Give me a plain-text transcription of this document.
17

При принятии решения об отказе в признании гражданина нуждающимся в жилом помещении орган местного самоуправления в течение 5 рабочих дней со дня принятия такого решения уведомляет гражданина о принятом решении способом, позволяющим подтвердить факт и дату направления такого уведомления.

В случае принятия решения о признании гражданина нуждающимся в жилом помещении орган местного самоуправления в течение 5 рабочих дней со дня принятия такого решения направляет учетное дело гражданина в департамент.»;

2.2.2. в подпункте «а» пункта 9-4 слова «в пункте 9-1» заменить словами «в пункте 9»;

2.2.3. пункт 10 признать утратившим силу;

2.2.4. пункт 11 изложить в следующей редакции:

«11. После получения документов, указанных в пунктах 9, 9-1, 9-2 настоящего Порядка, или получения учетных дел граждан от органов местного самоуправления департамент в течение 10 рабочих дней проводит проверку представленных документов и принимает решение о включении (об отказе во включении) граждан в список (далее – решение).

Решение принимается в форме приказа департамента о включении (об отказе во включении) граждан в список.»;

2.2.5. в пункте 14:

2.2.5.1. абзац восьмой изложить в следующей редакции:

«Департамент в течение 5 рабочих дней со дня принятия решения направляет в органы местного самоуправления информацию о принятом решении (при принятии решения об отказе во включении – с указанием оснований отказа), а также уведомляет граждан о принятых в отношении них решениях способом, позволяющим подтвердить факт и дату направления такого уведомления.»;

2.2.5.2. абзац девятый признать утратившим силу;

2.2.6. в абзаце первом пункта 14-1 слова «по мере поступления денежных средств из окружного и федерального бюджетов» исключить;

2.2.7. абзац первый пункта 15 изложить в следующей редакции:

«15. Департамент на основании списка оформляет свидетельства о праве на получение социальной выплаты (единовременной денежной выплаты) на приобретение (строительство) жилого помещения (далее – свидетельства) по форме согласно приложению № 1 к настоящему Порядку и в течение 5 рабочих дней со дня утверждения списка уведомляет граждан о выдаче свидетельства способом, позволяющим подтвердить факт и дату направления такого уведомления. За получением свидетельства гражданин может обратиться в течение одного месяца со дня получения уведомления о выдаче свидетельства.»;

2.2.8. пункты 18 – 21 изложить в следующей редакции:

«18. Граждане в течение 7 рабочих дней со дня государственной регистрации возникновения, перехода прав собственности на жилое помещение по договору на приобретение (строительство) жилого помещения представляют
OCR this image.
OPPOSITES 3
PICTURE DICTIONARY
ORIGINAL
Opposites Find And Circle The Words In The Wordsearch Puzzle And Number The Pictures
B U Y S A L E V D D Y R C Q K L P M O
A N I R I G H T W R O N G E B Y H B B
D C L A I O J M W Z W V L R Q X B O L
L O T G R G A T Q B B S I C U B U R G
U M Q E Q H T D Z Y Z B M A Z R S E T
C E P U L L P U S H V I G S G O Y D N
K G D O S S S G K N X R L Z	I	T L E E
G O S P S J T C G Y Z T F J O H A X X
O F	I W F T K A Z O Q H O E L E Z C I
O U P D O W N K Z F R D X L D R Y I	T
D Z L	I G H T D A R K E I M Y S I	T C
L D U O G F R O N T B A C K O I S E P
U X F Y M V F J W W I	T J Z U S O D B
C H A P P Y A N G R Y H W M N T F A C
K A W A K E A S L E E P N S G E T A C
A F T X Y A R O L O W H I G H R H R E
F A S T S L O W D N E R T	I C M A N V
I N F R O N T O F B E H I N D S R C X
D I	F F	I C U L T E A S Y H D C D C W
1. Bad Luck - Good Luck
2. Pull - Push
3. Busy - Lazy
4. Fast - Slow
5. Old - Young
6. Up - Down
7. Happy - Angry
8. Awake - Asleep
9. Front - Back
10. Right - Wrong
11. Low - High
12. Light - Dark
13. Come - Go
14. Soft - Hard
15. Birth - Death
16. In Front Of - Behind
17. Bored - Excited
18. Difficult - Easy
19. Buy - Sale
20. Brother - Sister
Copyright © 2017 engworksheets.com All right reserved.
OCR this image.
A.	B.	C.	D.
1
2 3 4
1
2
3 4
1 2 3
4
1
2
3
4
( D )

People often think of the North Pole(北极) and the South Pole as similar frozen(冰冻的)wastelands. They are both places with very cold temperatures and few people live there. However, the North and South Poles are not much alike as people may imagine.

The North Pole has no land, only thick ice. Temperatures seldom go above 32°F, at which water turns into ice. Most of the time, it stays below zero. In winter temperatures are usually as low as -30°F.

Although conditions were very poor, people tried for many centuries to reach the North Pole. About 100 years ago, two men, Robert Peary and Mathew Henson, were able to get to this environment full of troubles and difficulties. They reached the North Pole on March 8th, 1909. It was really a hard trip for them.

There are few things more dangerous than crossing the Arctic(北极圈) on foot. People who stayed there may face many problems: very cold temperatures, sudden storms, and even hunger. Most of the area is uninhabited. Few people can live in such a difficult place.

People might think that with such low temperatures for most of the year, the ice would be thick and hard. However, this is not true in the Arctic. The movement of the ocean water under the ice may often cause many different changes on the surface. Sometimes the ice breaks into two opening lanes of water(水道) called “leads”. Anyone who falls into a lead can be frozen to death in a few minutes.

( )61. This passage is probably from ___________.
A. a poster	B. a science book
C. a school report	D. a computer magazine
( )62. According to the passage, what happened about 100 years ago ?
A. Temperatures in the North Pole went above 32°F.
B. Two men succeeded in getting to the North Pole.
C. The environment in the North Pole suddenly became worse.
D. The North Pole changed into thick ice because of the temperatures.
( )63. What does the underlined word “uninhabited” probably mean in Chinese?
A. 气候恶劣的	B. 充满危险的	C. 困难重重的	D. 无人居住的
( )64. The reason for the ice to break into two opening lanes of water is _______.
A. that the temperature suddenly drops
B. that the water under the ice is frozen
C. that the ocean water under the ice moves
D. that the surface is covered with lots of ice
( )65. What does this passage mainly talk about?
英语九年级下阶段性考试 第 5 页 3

--------------------------------------------------

*GIVEN TASK:*
For each line above that contains the word "пункте", copy that line.

*OUTPUT BELOW:*
2.2.2. в подпункте «а» пункта 9-4 слова «в пункте 9-1» заменить словами «в пункте 9»;
2.2.5. в пункте 14:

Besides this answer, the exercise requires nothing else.